··· MATERIAL FOR THIS EXERCISE

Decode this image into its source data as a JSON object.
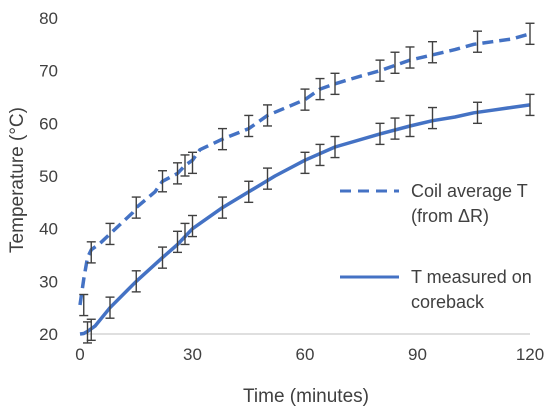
{
  "chart_data": {
    "type": "line",
    "xlabel": "Time (minutes)",
    "ylabel": "Temperature (°C)",
    "xlim": [
      0,
      120
    ],
    "ylim": [
      20,
      80
    ],
    "xticks": [
      0,
      30,
      60,
      90,
      120
    ],
    "yticks": [
      20,
      30,
      40,
      50,
      60,
      70,
      80
    ],
    "grid": false,
    "legend_position": "right",
    "series": [
      {
        "name": "Coil average T (from ΔR)",
        "line_style": "dashed",
        "color": "#4472c4",
        "x": [
          0,
          1,
          2,
          3,
          4,
          5,
          8,
          14,
          15,
          20,
          22,
          26,
          28,
          30,
          32,
          38,
          45,
          50,
          55,
          60,
          64,
          68,
          75,
          80,
          84,
          88,
          94,
          100,
          105,
          110,
          115,
          120
        ],
        "y": [
          25.5,
          30.5,
          34.5,
          36,
          36.5,
          37,
          39,
          43,
          44,
          47,
          49,
          50.5,
          52,
          53,
          55,
          57,
          59,
          61.5,
          63,
          64.5,
          66.5,
          67.5,
          69,
          70,
          71,
          72,
          73,
          74,
          75,
          75.5,
          76,
          77
        ],
        "error_x": [
          1,
          3,
          8,
          15,
          22,
          26,
          28,
          30,
          38,
          45,
          50,
          60,
          64,
          68,
          80,
          84,
          88,
          94,
          106,
          120
        ],
        "error_y": [
          25.5,
          35.5,
          39,
          44,
          49,
          50.5,
          52,
          52.5,
          57,
          59.5,
          61.5,
          64.5,
          66.5,
          67.5,
          70,
          71.5,
          72.5,
          73.5,
          75.5,
          77
        ],
        "error_plus_minus": 2
      },
      {
        "name": "T measured on coreback",
        "line_style": "solid",
        "color": "#4472c4",
        "x": [
          0,
          1,
          2,
          4,
          8,
          15,
          22,
          26,
          30,
          38,
          45,
          52,
          60,
          68,
          80,
          88,
          94,
          100,
          105,
          110,
          115,
          120
        ],
        "y": [
          20,
          20.1,
          20.5,
          21.5,
          25,
          30,
          34.5,
          37,
          40,
          44,
          47,
          50,
          53,
          55.5,
          58,
          59.5,
          60.5,
          61.2,
          62,
          62.5,
          63,
          63.5
        ],
        "error_x": [
          2,
          3,
          8,
          15,
          22,
          26,
          28,
          30,
          38,
          45,
          50,
          60,
          64,
          68,
          80,
          84,
          88,
          94,
          106,
          120
        ],
        "error_y": [
          20.3,
          20.8,
          25,
          30,
          34.5,
          37.5,
          39,
          40.5,
          44,
          47,
          49.5,
          52.5,
          54,
          55.5,
          58,
          59,
          59.5,
          61,
          62,
          63.5
        ],
        "error_plus_minus": 2
      }
    ],
    "legend": {
      "entries": [
        {
          "lines": [
            "Coil average T",
            "(from ΔR)"
          ]
        },
        {
          "lines": [
            "T measured on",
            "coreback"
          ]
        }
      ]
    }
  }
}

······

SHORT TASK » Repeat every record precisely. Any picture among them stays out of the copy.

FINAL RESULT »
Decode this image into its source data as a JSON object.
{
  "chart_data": {
    "type": "line",
    "xlabel": "Time (minutes)",
    "ylabel": "Temperature (°C)",
    "xlim": [
      0,
      120
    ],
    "ylim": [
      20,
      80
    ],
    "xticks": [
      0,
      30,
      60,
      90,
      120
    ],
    "yticks": [
      20,
      30,
      40,
      50,
      60,
      70,
      80
    ],
    "grid": false,
    "legend_position": "right",
    "series": [
      {
        "name": "Coil average T (from ΔR)",
        "line_style": "dashed",
        "color": "#4472c4",
        "x": [
          0,
          1,
          2,
          3,
          4,
          5,
          8,
          14,
          15,
          20,
          22,
          26,
          28,
          30,
          32,
          38,
          45,
          50,
          55,
          60,
          64,
          68,
          75,
          80,
          84,
          88,
          94,
          100,
          105,
          110,
          115,
          120
        ],
        "y": [
          25.5,
          30.5,
          34.5,
          36,
          36.5,
          37,
          39,
          43,
          44,
          47,
          49,
          50.5,
          52,
          53,
          55,
          57,
          59,
          61.5,
          63,
          64.5,
          66.5,
          67.5,
          69,
          70,
          71,
          72,
          73,
          74,
          75,
          75.5,
          76,
          77
        ],
        "error_x": [
          1,
          3,
          8,
          15,
          22,
          26,
          28,
          30,
          38,
          45,
          50,
          60,
          64,
          68,
          80,
          84,
          88,
          94,
          106,
          120
        ],
        "error_y": [
          25.5,
          35.5,
          39,
          44,
          49,
          50.5,
          52,
          52.5,
          57,
          59.5,
          61.5,
          64.5,
          66.5,
          67.5,
          70,
          71.5,
          72.5,
          73.5,
          75.5,
          77
        ],
        "error_plus_minus": 2
      },
      {
        "name": "T measured on coreback",
        "line_style": "solid",
        "color": "#4472c4",
        "x": [
          0,
          1,
          2,
          4,
          8,
          15,
          22,
          26,
          30,
          38,
          45,
          52,
          60,
          68,
          80,
          88,
          94,
          100,
          105,
          110,
          115,
          120
        ],
        "y": [
          20,
          20.1,
          20.5,
          21.5,
          25,
          30,
          34.5,
          37,
          40,
          44,
          47,
          50,
          53,
          55.5,
          58,
          59.5,
          60.5,
          61.2,
          62,
          62.5,
          63,
          63.5
        ],
        "error_x": [
          2,
          3,
          8,
          15,
          22,
          26,
          28,
          30,
          38,
          45,
          50,
          60,
          64,
          68,
          80,
          84,
          88,
          94,
          106,
          120
        ],
        "error_y": [
          20.3,
          20.8,
          25,
          30,
          34.5,
          37.5,
          39,
          40.5,
          44,
          47,
          49.5,
          52.5,
          54,
          55.5,
          58,
          59,
          59.5,
          61,
          62,
          63.5
        ],
        "error_plus_minus": 2
      }
    ],
    "legend": {
      "entries": [
        {
          "lines": [
            "Coil average T",
            "(from ΔR)"
          ]
        },
        {
          "lines": [
            "T measured on",
            "coreback"
          ]
        }
      ]
    }
  }
}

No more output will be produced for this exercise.